### [SET EXERCISE]
Reproduce the data in its entirety, exactly as supplied.

### [SUPPLIED RECORDS]

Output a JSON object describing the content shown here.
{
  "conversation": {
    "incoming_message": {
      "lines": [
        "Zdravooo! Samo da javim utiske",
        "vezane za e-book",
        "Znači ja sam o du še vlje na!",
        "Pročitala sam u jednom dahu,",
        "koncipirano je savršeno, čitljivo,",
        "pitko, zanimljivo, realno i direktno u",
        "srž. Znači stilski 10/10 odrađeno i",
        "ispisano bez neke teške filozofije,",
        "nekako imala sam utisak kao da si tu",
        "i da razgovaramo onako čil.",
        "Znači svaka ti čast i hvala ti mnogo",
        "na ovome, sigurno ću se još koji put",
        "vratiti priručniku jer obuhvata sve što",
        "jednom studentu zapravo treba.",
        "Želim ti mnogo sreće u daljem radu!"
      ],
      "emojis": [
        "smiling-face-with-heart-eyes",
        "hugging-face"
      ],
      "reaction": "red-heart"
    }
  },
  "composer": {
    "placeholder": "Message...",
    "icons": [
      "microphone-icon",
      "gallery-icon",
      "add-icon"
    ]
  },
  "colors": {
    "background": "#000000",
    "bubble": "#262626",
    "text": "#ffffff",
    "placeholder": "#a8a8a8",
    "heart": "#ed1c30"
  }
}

### [EXERCISE OUTPUT]
Output a JSON object describing the content shown here.
{
  "conversation": {
    "incoming_message": {
      "lines": [
        "Zdravooo! Samo da javim utiske",
        "vezane za e-book",
        "Znači ja sam o du še vlje na!",
        "Pročitala sam u jednom dahu,",
        "koncipirano je savršeno, čitljivo,",
        "pitko, zanimljivo, realno i direktno u",
        "srž. Znači stilski 10/10 odrađeno i",
        "ispisano bez neke teške filozofije,",
        "nekako imala sam utisak kao da si tu",
        "i da razgovaramo onako čil.",
        "Znači svaka ti čast i hvala ti mnogo",
        "na ovome, sigurno ću se još koji put",
        "vratiti priručniku jer obuhvata sve što",
        "jednom studentu zapravo treba.",
        "Želim ti mnogo sreće u daljem radu!"
      ],
      "emojis": [
        "smiling-face-with-heart-eyes",
        "hugging-face"
      ],
      "reaction": "red-heart"
    }
  },
  "composer": {
    "placeholder": "Message...",
    "icons": [
      "microphone-icon",
      "gallery-icon",
      "add-icon"
    ]
  },
  "colors": {
    "background": "#000000",
    "bubble": "#262626",
    "text": "#ffffff",
    "placeholder": "#a8a8a8",
    "heart": "#ed1c30"
  }
}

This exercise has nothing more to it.